Write out each entry again. Keep every word exactly as it is.

- _Listed records_:
───

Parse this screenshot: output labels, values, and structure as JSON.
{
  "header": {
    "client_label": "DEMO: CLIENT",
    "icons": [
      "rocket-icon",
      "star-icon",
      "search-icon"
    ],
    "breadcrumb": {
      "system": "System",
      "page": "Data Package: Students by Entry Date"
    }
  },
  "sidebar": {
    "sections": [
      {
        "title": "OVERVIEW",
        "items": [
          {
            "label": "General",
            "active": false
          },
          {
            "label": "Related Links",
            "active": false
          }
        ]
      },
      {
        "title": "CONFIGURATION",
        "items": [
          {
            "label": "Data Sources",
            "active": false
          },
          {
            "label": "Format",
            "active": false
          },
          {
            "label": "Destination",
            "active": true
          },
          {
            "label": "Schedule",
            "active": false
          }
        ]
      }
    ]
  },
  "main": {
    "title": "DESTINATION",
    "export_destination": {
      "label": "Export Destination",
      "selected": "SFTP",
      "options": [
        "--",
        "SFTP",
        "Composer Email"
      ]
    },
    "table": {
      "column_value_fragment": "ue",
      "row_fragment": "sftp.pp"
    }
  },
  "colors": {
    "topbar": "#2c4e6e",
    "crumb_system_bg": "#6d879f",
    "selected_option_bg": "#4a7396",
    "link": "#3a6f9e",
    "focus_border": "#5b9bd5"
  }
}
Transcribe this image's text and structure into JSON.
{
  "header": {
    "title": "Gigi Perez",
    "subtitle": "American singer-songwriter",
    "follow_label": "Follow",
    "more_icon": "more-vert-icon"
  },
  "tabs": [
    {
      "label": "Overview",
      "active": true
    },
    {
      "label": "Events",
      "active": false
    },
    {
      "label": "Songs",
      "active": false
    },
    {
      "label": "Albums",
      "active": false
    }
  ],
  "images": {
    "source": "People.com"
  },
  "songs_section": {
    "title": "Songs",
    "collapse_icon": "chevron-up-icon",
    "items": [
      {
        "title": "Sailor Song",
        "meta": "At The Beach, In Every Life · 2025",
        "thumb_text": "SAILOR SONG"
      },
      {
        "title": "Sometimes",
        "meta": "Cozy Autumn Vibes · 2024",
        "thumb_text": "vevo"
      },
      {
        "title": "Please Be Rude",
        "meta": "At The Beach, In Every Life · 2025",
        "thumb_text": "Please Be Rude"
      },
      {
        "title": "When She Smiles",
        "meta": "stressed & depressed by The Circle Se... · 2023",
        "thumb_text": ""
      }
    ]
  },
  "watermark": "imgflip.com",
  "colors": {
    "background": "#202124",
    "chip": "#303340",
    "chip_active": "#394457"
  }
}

───

- _Response to the exercise_:
Parse this screenshot: output labels, values, and structure as JSON.
{
  "header": {
    "client_label": "DEMO: CLIENT",
    "icons": [
      "rocket-icon",
      "star-icon",
      "search-icon"
    ],
    "breadcrumb": {
      "system": "System",
      "page": "Data Package: Students by Entry Date"
    }
  },
  "sidebar": {
    "sections": [
      {
        "title": "OVERVIEW",
        "items": [
          {
            "label": "General",
            "active": false
          },
          {
            "label": "Related Links",
            "active": false
          }
        ]
      },
      {
        "title": "CONFIGURATION",
        "items": [
          {
            "label": "Data Sources",
            "active": false
          },
          {
            "label": "Format",
            "active": false
          },
          {
            "label": "Destination",
            "active": true
          },
          {
            "label": "Schedule",
            "active": false
          }
        ]
      }
    ]
  },
  "main": {
    "title": "DESTINATION",
    "export_destination": {
      "label": "Export Destination",
      "selected": "SFTP",
      "options": [
        "--",
        "SFTP",
        "Composer Email"
      ]
    },
    "table": {
      "column_value_fragment": "ue",
      "row_fragment": "sftp.pp"
    }
  },
  "colors": {
    "topbar": "#2c4e6e",
    "crumb_system_bg": "#6d879f",
    "selected_option_bg": "#4a7396",
    "link": "#3a6f9e",
    "focus_border": "#5b9bd5"
  }
}
Transcribe this image's text and structure into JSON.
{
  "header": {
    "title": "Gigi Perez",
    "subtitle": "American singer-songwriter",
    "follow_label": "Follow",
    "more_icon": "more-vert-icon"
  },
  "tabs": [
    {
      "label": "Overview",
      "active": true
    },
    {
      "label": "Events",
      "active": false
    },
    {
      "label": "Songs",
      "active": false
    },
    {
      "label": "Albums",
      "active": false
    }
  ],
  "images": {
    "source": "People.com"
  },
  "songs_section": {
    "title": "Songs",
    "collapse_icon": "chevron-up-icon",
    "items": [
      {
        "title": "Sailor Song",
        "meta": "At The Beach, In Every Life · 2025",
        "thumb_text": "SAILOR SONG"
      },
      {
        "title": "Sometimes",
        "meta": "Cozy Autumn Vibes · 2024",
        "thumb_text": "vevo"
      },
      {
        "title": "Please Be Rude",
        "meta": "At The Beach, In Every Life · 2025",
        "thumb_text": "Please Be Rude"
      },
      {
        "title": "When She Smiles",
        "meta": "stressed & depressed by The Circle Se... · 2023",
        "thumb_text": ""
      }
    ]
  },
  "watermark": "imgflip.com",
  "colors": {
    "background": "#202124",
    "chip": "#303340",
    "chip_active": "#394457"
  }
}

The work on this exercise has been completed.